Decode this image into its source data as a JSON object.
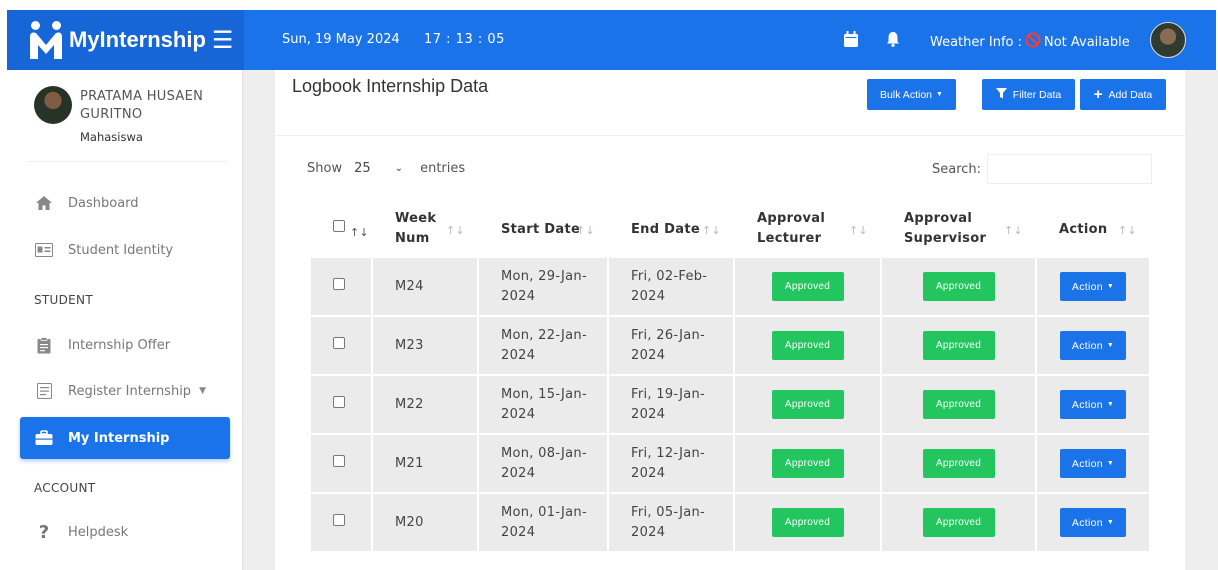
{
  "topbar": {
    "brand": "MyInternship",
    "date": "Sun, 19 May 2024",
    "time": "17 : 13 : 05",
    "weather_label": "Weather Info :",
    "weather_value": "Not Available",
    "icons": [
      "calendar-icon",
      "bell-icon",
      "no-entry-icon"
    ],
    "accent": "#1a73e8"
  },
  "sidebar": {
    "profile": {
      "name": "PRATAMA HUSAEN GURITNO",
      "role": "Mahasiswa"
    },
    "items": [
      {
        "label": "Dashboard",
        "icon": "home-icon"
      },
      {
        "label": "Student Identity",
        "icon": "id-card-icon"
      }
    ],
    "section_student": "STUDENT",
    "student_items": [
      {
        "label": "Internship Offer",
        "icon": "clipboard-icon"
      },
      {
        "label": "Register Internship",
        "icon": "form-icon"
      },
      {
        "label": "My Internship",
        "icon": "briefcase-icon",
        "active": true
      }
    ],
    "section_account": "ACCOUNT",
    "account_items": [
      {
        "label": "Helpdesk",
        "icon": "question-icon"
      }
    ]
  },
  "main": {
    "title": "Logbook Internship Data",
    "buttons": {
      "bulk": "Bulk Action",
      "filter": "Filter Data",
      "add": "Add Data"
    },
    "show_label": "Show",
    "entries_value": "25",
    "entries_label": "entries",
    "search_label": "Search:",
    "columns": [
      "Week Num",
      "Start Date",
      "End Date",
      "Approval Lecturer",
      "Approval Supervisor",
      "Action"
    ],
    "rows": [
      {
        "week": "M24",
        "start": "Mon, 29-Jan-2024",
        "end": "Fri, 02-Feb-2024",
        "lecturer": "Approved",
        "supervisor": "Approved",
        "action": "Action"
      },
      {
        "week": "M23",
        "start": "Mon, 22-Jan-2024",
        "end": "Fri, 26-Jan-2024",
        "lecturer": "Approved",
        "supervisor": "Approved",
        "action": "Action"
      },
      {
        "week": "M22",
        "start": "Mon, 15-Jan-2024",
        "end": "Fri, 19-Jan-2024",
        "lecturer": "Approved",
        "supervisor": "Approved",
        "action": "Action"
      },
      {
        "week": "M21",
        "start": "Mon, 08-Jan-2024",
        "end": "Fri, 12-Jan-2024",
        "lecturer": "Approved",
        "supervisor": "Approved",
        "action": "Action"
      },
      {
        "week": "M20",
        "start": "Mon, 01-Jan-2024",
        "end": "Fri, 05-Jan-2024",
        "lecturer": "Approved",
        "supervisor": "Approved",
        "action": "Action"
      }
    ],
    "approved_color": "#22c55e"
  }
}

※

◆ **Description of the task**
The records above must be echoed exactly, minus their pictures.

◆ **Answer to this exercise**
Decode this image into its source data as a JSON object.
{
  "topbar": {
    "brand": "MyInternship",
    "date": "Sun, 19 May 2024",
    "time": "17 : 13 : 05",
    "weather_label": "Weather Info :",
    "weather_value": "Not Available",
    "icons": [
      "calendar-icon",
      "bell-icon",
      "no-entry-icon"
    ],
    "accent": "#1a73e8"
  },
  "sidebar": {
    "profile": {
      "name": "PRATAMA HUSAEN GURITNO",
      "role": "Mahasiswa"
    },
    "items": [
      {
        "label": "Dashboard",
        "icon": "home-icon"
      },
      {
        "label": "Student Identity",
        "icon": "id-card-icon"
      }
    ],
    "section_student": "STUDENT",
    "student_items": [
      {
        "label": "Internship Offer",
        "icon": "clipboard-icon"
      },
      {
        "label": "Register Internship",
        "icon": "form-icon"
      },
      {
        "label": "My Internship",
        "icon": "briefcase-icon",
        "active": true
      }
    ],
    "section_account": "ACCOUNT",
    "account_items": [
      {
        "label": "Helpdesk",
        "icon": "question-icon"
      }
    ]
  },
  "main": {
    "title": "Logbook Internship Data",
    "buttons": {
      "bulk": "Bulk Action",
      "filter": "Filter Data",
      "add": "Add Data"
    },
    "show_label": "Show",
    "entries_value": "25",
    "entries_label": "entries",
    "search_label": "Search:",
    "columns": [
      "Week Num",
      "Start Date",
      "End Date",
      "Approval Lecturer",
      "Approval Supervisor",
      "Action"
    ],
    "rows": [
      {
        "week": "M24",
        "start": "Mon, 29-Jan-2024",
        "end": "Fri, 02-Feb-2024",
        "lecturer": "Approved",
        "supervisor": "Approved",
        "action": "Action"
      },
      {
        "week": "M23",
        "start": "Mon, 22-Jan-2024",
        "end": "Fri, 26-Jan-2024",
        "lecturer": "Approved",
        "supervisor": "Approved",
        "action": "Action"
      },
      {
        "week": "M22",
        "start": "Mon, 15-Jan-2024",
        "end": "Fri, 19-Jan-2024",
        "lecturer": "Approved",
        "supervisor": "Approved",
        "action": "Action"
      },
      {
        "week": "M21",
        "start": "Mon, 08-Jan-2024",
        "end": "Fri, 12-Jan-2024",
        "lecturer": "Approved",
        "supervisor": "Approved",
        "action": "Action"
      },
      {
        "week": "M20",
        "start": "Mon, 01-Jan-2024",
        "end": "Fri, 05-Jan-2024",
        "lecturer": "Approved",
        "supervisor": "Approved",
        "action": "Action"
      }
    ],
    "approved_color": "#22c55e"
  }
}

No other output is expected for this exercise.